→ **Given task**
Each entry should be quoted word for word, including every mark of punctuation.

# Record set start

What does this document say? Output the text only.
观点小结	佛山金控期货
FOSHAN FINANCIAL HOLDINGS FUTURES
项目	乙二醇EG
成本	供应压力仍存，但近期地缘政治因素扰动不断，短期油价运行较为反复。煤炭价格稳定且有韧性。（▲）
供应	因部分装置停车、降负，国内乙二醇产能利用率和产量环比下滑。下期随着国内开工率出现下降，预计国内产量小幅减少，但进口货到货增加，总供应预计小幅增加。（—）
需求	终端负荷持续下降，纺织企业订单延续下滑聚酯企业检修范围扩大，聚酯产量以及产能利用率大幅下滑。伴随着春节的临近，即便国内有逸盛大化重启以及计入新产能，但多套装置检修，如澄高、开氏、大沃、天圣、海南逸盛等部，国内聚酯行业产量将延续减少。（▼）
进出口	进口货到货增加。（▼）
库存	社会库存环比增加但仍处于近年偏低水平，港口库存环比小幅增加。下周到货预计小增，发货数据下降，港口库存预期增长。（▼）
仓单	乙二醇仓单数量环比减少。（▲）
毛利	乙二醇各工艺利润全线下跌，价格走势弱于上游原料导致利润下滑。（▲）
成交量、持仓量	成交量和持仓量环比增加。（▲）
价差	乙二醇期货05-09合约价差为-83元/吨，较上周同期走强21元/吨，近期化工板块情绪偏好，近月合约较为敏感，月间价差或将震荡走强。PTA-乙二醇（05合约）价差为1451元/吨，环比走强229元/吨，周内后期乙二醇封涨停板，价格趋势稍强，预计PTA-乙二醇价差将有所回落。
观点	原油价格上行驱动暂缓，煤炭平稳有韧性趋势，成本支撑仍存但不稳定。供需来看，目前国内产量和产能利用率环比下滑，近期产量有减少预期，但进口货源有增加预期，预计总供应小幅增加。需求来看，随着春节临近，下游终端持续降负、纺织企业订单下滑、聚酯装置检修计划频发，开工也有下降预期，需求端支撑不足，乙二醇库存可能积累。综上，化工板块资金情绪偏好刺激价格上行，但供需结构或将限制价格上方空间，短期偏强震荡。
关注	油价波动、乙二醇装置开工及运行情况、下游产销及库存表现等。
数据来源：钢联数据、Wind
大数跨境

# Record set end

→ **Written solution**
What does this document say? Output the text only.
观点小结	佛山金控期货
FOSHAN FINANCIAL HOLDINGS FUTURES
项目	乙二醇EG
成本	供应压力仍存，但近期地缘政治因素扰动不断，短期油价运行较为反复。煤炭价格稳定且有韧性。（▲）
供应	因部分装置停车、降负，国内乙二醇产能利用率和产量环比下滑。下期随着国内开工率出现下降，预计国内产量小幅减少，但进口货到货增加，总供应预计小幅增加。（—）
需求	终端负荷持续下降，纺织企业订单延续下滑聚酯企业检修范围扩大，聚酯产量以及产能利用率大幅下滑。伴随着春节的临近，即便国内有逸盛大化重启以及计入新产能，但多套装置检修，如澄高、开氏、大沃、天圣、海南逸盛等部，国内聚酯行业产量将延续减少。（▼）
进出口	进口货到货增加。（▼）
库存	社会库存环比增加但仍处于近年偏低水平，港口库存环比小幅增加。下周到货预计小增，发货数据下降，港口库存预期增长。（▼）
仓单	乙二醇仓单数量环比减少。（▲）
毛利	乙二醇各工艺利润全线下跌，价格走势弱于上游原料导致利润下滑。（▲）
成交量、持仓量	成交量和持仓量环比增加。（▲）
价差	乙二醇期货05-09合约价差为-83元/吨，较上周同期走强21元/吨，近期化工板块情绪偏好，近月合约较为敏感，月间价差或将震荡走强。PTA-乙二醇（05合约）价差为1451元/吨，环比走强229元/吨，周内后期乙二醇封涨停板，价格趋势稍强，预计PTA-乙二醇价差将有所回落。
观点	原油价格上行驱动暂缓，煤炭平稳有韧性趋势，成本支撑仍存但不稳定。供需来看，目前国内产量和产能利用率环比下滑，近期产量有减少预期，但进口货源有增加预期，预计总供应小幅增加。需求来看，随着春节临近，下游终端持续降负、纺织企业订单下滑、聚酯装置检修计划频发，开工也有下降预期，需求端支撑不足，乙二醇库存可能积累。综上，化工板块资金情绪偏好刺激价格上行，但供需结构或将限制价格上方空间，短期偏强震荡。
关注	油价波动、乙二醇装置开工及运行情况、下游产销及库存表现等。
数据来源：钢联数据、Wind
大数跨境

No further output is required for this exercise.